Data in this exercise —
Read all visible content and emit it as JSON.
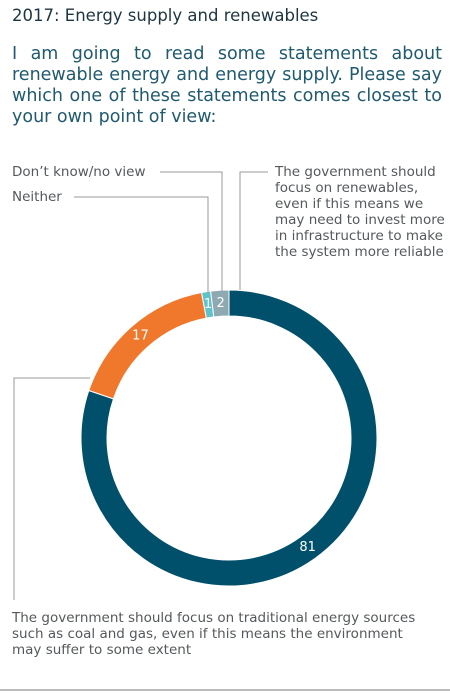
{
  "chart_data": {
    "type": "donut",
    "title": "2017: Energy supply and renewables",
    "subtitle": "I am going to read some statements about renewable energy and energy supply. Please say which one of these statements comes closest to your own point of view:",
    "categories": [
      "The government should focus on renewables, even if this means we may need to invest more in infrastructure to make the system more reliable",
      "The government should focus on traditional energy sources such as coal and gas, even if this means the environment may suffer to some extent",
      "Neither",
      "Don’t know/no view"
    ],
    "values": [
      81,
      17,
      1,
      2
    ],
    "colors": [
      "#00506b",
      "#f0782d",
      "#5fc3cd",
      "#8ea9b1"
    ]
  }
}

Work to be completed —
Gather all lines of the records that include the word "renewables".

Task response —
    "title": "2017: Energy supply and renewables",
      "The government should focus on renewables, even if this means we may need to invest more in infrastructure to make the system more reliable",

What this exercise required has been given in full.